Extracted material:
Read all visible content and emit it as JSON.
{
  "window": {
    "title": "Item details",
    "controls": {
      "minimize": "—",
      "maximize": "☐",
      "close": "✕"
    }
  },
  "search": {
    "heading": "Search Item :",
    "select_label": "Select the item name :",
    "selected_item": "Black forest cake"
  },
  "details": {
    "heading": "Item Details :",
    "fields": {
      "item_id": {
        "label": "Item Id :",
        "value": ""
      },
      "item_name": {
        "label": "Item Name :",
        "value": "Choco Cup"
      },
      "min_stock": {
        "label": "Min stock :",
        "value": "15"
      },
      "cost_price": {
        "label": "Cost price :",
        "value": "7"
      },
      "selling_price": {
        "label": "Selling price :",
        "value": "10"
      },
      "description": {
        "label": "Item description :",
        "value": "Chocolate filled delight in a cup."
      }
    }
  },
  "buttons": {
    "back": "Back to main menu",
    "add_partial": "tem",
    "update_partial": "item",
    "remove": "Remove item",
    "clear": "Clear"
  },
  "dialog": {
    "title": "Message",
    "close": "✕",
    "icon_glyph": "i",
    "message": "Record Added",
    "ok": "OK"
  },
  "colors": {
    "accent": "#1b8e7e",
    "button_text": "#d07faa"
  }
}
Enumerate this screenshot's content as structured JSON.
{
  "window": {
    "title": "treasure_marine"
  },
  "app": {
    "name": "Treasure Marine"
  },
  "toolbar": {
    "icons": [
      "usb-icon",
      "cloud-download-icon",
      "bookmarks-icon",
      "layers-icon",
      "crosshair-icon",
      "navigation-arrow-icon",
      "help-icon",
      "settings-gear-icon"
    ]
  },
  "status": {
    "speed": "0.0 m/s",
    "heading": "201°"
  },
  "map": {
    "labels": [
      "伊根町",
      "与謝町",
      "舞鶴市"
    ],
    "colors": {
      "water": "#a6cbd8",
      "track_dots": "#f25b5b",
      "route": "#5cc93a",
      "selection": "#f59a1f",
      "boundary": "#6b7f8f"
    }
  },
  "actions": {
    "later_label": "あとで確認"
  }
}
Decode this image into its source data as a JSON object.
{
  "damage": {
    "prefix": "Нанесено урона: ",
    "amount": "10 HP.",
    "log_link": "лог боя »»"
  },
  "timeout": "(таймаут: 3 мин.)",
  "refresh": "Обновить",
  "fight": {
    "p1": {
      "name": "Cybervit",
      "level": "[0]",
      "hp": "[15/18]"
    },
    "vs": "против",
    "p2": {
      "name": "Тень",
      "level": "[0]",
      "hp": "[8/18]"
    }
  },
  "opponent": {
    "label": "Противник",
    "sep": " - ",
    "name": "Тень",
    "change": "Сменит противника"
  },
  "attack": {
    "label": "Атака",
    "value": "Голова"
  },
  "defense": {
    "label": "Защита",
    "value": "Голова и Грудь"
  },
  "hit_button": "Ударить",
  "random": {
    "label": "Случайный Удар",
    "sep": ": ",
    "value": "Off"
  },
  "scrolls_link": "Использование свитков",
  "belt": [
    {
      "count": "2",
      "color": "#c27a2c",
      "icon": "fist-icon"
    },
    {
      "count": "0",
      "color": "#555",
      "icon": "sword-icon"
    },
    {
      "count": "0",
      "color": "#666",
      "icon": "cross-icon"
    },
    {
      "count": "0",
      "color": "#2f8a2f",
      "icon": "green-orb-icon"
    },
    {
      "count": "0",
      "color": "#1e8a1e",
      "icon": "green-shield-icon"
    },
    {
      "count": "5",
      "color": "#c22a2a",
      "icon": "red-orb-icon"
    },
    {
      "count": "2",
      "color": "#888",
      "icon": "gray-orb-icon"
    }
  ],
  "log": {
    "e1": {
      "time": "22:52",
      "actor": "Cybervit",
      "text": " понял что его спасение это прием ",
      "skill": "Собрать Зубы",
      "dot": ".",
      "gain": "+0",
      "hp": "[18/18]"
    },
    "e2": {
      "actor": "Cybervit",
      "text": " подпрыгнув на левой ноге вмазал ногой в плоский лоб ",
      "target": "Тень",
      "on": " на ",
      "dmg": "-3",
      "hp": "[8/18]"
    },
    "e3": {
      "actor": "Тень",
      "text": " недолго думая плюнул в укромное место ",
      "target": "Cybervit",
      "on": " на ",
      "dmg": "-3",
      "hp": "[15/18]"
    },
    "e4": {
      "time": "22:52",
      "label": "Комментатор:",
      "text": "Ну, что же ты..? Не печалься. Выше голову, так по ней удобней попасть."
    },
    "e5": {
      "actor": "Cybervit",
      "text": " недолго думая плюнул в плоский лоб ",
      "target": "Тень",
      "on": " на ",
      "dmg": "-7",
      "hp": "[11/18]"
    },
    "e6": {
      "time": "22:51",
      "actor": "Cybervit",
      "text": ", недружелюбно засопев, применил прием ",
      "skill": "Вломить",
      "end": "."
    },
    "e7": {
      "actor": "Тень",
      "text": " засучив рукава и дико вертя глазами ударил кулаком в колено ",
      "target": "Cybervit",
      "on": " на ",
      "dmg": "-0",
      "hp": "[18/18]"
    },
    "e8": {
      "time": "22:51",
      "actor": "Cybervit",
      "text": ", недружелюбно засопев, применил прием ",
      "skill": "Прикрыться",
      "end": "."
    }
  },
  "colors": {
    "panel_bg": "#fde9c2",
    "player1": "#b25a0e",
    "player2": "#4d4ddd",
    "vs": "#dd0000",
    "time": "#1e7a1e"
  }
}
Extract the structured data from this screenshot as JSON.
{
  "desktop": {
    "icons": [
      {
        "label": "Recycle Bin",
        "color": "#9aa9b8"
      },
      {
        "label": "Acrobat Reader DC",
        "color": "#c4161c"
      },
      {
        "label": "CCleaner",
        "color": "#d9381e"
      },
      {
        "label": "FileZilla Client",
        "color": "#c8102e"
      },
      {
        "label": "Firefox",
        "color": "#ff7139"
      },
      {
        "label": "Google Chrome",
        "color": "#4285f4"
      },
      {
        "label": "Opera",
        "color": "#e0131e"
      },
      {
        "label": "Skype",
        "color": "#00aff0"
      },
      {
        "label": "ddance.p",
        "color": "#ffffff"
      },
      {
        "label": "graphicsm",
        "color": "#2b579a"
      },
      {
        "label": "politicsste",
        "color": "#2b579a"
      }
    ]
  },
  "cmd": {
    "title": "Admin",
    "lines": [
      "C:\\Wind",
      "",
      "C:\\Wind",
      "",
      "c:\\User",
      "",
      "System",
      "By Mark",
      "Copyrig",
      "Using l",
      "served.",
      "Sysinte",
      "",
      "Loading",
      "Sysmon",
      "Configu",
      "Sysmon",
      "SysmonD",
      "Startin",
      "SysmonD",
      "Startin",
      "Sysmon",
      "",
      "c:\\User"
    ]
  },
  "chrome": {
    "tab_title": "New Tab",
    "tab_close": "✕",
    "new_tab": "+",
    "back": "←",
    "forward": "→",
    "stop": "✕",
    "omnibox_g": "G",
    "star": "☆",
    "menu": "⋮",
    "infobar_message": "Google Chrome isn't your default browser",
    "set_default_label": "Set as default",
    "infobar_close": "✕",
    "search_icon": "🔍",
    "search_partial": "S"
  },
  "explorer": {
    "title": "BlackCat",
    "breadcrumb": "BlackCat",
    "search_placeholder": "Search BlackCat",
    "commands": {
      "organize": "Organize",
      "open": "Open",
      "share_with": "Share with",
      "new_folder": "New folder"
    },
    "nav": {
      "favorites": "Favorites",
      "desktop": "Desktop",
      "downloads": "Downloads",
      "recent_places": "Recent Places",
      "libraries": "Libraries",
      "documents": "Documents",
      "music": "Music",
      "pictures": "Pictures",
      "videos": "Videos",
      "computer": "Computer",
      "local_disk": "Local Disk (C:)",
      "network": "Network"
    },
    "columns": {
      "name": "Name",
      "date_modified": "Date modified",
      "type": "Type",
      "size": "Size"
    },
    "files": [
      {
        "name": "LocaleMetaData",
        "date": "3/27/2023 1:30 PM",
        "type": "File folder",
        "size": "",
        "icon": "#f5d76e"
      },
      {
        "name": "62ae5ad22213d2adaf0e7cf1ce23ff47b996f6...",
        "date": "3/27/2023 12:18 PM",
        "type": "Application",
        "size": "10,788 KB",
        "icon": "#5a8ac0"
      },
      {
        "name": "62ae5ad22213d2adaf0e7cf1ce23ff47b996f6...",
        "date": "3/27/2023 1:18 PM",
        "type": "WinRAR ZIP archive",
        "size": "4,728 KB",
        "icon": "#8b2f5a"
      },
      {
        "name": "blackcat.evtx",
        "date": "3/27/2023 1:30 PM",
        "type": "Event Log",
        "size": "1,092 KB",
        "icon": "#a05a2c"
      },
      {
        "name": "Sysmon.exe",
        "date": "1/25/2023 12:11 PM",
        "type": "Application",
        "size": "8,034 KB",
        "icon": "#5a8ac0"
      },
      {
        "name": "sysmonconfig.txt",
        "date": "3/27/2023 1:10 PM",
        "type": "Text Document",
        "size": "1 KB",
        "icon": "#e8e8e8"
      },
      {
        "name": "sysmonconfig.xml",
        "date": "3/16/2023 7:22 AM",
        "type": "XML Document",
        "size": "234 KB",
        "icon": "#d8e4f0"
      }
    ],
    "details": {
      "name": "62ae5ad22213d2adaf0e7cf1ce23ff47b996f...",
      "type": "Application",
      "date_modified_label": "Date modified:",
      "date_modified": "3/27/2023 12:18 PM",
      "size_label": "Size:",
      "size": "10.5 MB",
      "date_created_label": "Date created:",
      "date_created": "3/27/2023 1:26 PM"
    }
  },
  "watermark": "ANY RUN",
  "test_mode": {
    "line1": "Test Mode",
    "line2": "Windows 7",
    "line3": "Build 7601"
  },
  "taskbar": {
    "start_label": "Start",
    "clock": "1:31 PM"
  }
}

Task details: Reproduce every line from the entries that holds the word "плоский".

Written reply:
      "text": " подпрыгнув на левой ноге вмазал ногой в плоский лоб ",
      "text": " недолго думая плюнул в плоский лоб ",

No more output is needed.